Copy each record exactly as it reads, leaving out any pictures it holds.

• [Exercise materials]:
────────────────
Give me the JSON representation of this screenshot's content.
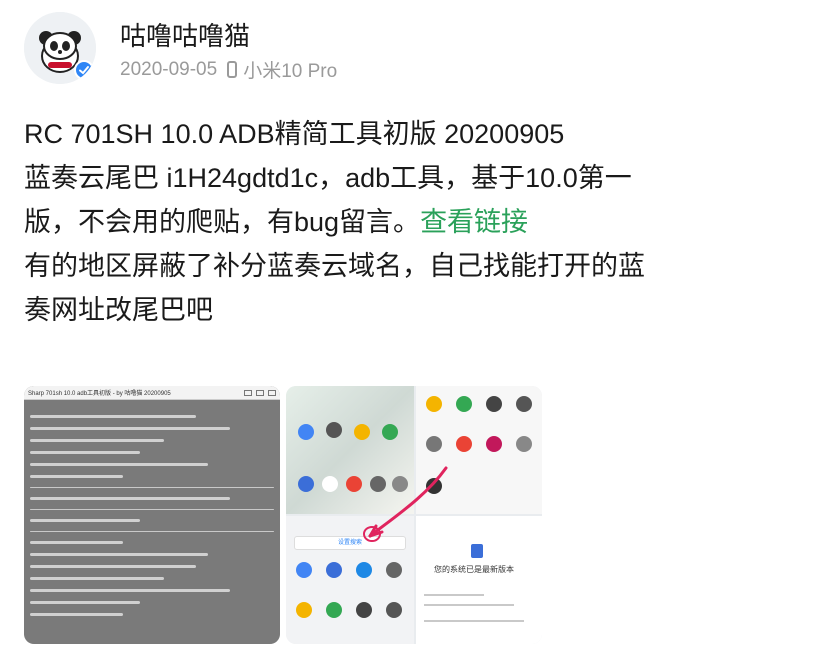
{
  "author": {
    "name": "咕噜咕噜猫",
    "date": "2020-09-05",
    "device": "小米10 Pro"
  },
  "post": {
    "line1": "RC 701SH 10.0 ADB精简工具初版 20200905",
    "line2": "蓝奏云尾巴 i1H24gdtd1c，adb工具，基于10.0第一",
    "line3": "版，不会用的爬贴，有bug留言。",
    "link": "查看链接",
    "line4": "有的地区屏蔽了补分蓝奏云域名，自己找能打开的蓝",
    "line5": "奏网址改尾巴吧"
  },
  "images": {
    "thumb1_title": "Sharp 701sh 10.0 adb工具初版 - by 咕噜猫 20200905",
    "thumb2_search": "设置搜索",
    "thumb2_update": "您的系统已是最新版本"
  },
  "colors": {
    "link": "#2aa15a",
    "verified_badge": "#2f86f6",
    "meta_text": "#9a9a9a"
  }
}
────────────────
• [Response]:
Give me the JSON representation of this screenshot's content.
{
  "author": {
    "name": "咕噜咕噜猫",
    "date": "2020-09-05",
    "device": "小米10 Pro"
  },
  "post": {
    "line1": "RC 701SH 10.0 ADB精简工具初版 20200905",
    "line2": "蓝奏云尾巴 i1H24gdtd1c，adb工具，基于10.0第一",
    "line3": "版，不会用的爬贴，有bug留言。",
    "link": "查看链接",
    "line4": "有的地区屏蔽了补分蓝奏云域名，自己找能打开的蓝",
    "line5": "奏网址改尾巴吧"
  },
  "images": {
    "thumb1_title": "Sharp 701sh 10.0 adb工具初版 - by 咕噜猫 20200905",
    "thumb2_search": "设置搜索",
    "thumb2_update": "您的系统已是最新版本"
  },
  "colors": {
    "link": "#2aa15a",
    "verified_badge": "#2f86f6",
    "meta_text": "#9a9a9a"
  }
}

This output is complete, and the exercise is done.